===== ROWS
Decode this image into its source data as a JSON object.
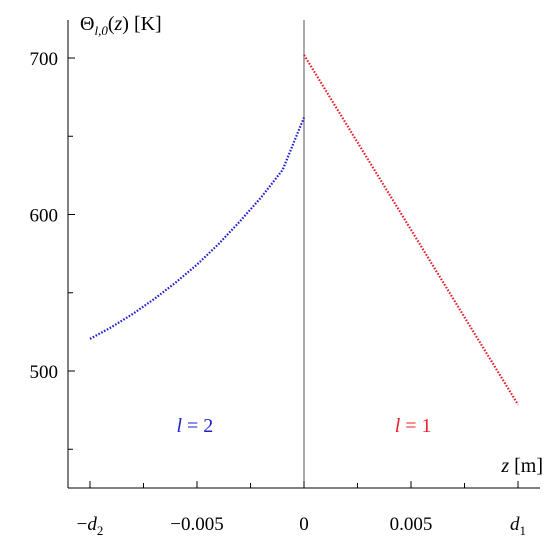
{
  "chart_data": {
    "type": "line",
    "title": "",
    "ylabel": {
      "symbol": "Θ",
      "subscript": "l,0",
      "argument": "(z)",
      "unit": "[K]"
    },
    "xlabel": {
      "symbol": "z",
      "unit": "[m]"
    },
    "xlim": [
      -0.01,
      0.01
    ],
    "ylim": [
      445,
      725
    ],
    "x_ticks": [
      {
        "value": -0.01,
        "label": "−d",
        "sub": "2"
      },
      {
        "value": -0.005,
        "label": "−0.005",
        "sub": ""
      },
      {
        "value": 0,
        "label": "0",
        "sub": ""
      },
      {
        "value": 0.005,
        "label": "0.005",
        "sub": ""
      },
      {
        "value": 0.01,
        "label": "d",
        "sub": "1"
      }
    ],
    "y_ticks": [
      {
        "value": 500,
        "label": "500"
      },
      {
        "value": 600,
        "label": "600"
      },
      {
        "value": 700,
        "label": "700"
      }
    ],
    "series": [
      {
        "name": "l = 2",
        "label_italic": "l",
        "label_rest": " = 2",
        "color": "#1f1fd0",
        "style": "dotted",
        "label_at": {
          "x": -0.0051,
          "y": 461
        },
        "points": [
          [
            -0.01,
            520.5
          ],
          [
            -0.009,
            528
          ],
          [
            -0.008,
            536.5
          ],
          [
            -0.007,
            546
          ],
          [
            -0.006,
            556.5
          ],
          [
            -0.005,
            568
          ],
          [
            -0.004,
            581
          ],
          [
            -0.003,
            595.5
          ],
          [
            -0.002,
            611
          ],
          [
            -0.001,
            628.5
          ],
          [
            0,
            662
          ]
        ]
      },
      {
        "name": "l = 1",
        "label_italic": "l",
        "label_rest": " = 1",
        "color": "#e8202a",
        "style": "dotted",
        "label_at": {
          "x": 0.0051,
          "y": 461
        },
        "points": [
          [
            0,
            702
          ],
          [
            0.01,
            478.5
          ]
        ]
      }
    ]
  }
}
==========
## TO BE DONE
Do not include images; quote all of the entries above exactly.

## RESPONSE TO THIS TASK
Decode this image into its source data as a JSON object.
{
  "chart_data": {
    "type": "line",
    "title": "",
    "ylabel": {
      "symbol": "Θ",
      "subscript": "l,0",
      "argument": "(z)",
      "unit": "[K]"
    },
    "xlabel": {
      "symbol": "z",
      "unit": "[m]"
    },
    "xlim": [
      -0.01,
      0.01
    ],
    "ylim": [
      445,
      725
    ],
    "x_ticks": [
      {
        "value": -0.01,
        "label": "−d",
        "sub": "2"
      },
      {
        "value": -0.005,
        "label": "−0.005",
        "sub": ""
      },
      {
        "value": 0,
        "label": "0",
        "sub": ""
      },
      {
        "value": 0.005,
        "label": "0.005",
        "sub": ""
      },
      {
        "value": 0.01,
        "label": "d",
        "sub": "1"
      }
    ],
    "y_ticks": [
      {
        "value": 500,
        "label": "500"
      },
      {
        "value": 600,
        "label": "600"
      },
      {
        "value": 700,
        "label": "700"
      }
    ],
    "series": [
      {
        "name": "l = 2",
        "label_italic": "l",
        "label_rest": " = 2",
        "color": "#1f1fd0",
        "style": "dotted",
        "label_at": {
          "x": -0.0051,
          "y": 461
        },
        "points": [
          [
            -0.01,
            520.5
          ],
          [
            -0.009,
            528
          ],
          [
            -0.008,
            536.5
          ],
          [
            -0.007,
            546
          ],
          [
            -0.006,
            556.5
          ],
          [
            -0.005,
            568
          ],
          [
            -0.004,
            581
          ],
          [
            -0.003,
            595.5
          ],
          [
            -0.002,
            611
          ],
          [
            -0.001,
            628.5
          ],
          [
            0,
            662
          ]
        ]
      },
      {
        "name": "l = 1",
        "label_italic": "l",
        "label_rest": " = 1",
        "color": "#e8202a",
        "style": "dotted",
        "label_at": {
          "x": 0.0051,
          "y": 461
        },
        "points": [
          [
            0,
            702
          ],
          [
            0.01,
            478.5
          ]
        ]
      }
    ]
  }
}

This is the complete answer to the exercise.